─── Provided records ───

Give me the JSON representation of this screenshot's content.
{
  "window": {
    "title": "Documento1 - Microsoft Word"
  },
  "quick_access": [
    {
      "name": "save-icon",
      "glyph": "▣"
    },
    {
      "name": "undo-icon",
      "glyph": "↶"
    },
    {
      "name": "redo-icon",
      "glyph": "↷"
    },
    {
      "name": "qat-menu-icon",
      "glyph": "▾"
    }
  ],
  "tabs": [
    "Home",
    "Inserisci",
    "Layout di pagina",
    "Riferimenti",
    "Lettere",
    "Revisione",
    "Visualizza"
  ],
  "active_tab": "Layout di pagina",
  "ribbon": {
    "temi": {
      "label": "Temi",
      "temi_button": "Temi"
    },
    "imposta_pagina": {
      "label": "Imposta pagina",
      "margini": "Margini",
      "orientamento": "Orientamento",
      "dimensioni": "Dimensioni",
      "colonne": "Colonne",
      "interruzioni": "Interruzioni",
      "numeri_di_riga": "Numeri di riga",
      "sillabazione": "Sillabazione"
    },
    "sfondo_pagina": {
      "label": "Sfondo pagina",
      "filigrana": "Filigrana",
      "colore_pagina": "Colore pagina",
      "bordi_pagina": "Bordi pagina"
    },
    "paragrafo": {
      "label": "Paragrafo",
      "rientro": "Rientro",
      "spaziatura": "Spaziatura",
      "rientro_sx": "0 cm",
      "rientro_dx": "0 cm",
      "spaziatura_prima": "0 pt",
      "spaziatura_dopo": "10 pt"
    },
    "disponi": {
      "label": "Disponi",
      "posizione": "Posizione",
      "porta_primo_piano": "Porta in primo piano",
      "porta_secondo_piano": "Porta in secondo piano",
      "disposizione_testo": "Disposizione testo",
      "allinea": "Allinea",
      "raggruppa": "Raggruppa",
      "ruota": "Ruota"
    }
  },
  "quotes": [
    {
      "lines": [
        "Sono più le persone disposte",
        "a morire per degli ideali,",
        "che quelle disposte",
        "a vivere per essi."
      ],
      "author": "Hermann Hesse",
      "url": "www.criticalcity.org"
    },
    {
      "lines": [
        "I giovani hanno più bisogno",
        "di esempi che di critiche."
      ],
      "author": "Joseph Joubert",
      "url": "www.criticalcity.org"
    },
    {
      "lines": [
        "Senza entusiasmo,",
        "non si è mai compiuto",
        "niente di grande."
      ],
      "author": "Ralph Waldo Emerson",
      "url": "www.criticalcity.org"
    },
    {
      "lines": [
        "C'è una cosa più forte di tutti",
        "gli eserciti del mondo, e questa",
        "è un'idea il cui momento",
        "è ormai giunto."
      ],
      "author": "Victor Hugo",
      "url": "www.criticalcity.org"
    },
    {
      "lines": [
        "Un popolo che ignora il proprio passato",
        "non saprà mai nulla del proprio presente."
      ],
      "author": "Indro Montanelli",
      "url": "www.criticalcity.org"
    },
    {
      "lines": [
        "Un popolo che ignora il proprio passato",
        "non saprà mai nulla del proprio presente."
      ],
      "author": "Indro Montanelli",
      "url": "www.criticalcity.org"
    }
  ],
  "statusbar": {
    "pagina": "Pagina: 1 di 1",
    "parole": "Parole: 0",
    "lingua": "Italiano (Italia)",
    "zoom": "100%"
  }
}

───

▸ Instructions to follow
Repeat the material above in full, keeping every word.

▸ Finished exercise
Give me the JSON representation of this screenshot's content.
{
  "window": {
    "title": "Documento1 - Microsoft Word"
  },
  "quick_access": [
    {
      "name": "save-icon",
      "glyph": "▣"
    },
    {
      "name": "undo-icon",
      "glyph": "↶"
    },
    {
      "name": "redo-icon",
      "glyph": "↷"
    },
    {
      "name": "qat-menu-icon",
      "glyph": "▾"
    }
  ],
  "tabs": [
    "Home",
    "Inserisci",
    "Layout di pagina",
    "Riferimenti",
    "Lettere",
    "Revisione",
    "Visualizza"
  ],
  "active_tab": "Layout di pagina",
  "ribbon": {
    "temi": {
      "label": "Temi",
      "temi_button": "Temi"
    },
    "imposta_pagina": {
      "label": "Imposta pagina",
      "margini": "Margini",
      "orientamento": "Orientamento",
      "dimensioni": "Dimensioni",
      "colonne": "Colonne",
      "interruzioni": "Interruzioni",
      "numeri_di_riga": "Numeri di riga",
      "sillabazione": "Sillabazione"
    },
    "sfondo_pagina": {
      "label": "Sfondo pagina",
      "filigrana": "Filigrana",
      "colore_pagina": "Colore pagina",
      "bordi_pagina": "Bordi pagina"
    },
    "paragrafo": {
      "label": "Paragrafo",
      "rientro": "Rientro",
      "spaziatura": "Spaziatura",
      "rientro_sx": "0 cm",
      "rientro_dx": "0 cm",
      "spaziatura_prima": "0 pt",
      "spaziatura_dopo": "10 pt"
    },
    "disponi": {
      "label": "Disponi",
      "posizione": "Posizione",
      "porta_primo_piano": "Porta in primo piano",
      "porta_secondo_piano": "Porta in secondo piano",
      "disposizione_testo": "Disposizione testo",
      "allinea": "Allinea",
      "raggruppa": "Raggruppa",
      "ruota": "Ruota"
    }
  },
  "quotes": [
    {
      "lines": [
        "Sono più le persone disposte",
        "a morire per degli ideali,",
        "che quelle disposte",
        "a vivere per essi."
      ],
      "author": "Hermann Hesse",
      "url": "www.criticalcity.org"
    },
    {
      "lines": [
        "I giovani hanno più bisogno",
        "di esempi che di critiche."
      ],
      "author": "Joseph Joubert",
      "url": "www.criticalcity.org"
    },
    {
      "lines": [
        "Senza entusiasmo,",
        "non si è mai compiuto",
        "niente di grande."
      ],
      "author": "Ralph Waldo Emerson",
      "url": "www.criticalcity.org"
    },
    {
      "lines": [
        "C'è una cosa più forte di tutti",
        "gli eserciti del mondo, e questa",
        "è un'idea il cui momento",
        "è ormai giunto."
      ],
      "author": "Victor Hugo",
      "url": "www.criticalcity.org"
    },
    {
      "lines": [
        "Un popolo che ignora il proprio passato",
        "non saprà mai nulla del proprio presente."
      ],
      "author": "Indro Montanelli",
      "url": "www.criticalcity.org"
    },
    {
      "lines": [
        "Un popolo che ignora il proprio passato",
        "non saprà mai nulla del proprio presente."
      ],
      "author": "Indro Montanelli",
      "url": "www.criticalcity.org"
    }
  ],
  "statusbar": {
    "pagina": "Pagina: 1 di 1",
    "parole": "Parole: 0",
    "lingua": "Italiano (Italia)",
    "zoom": "100%"
  }
}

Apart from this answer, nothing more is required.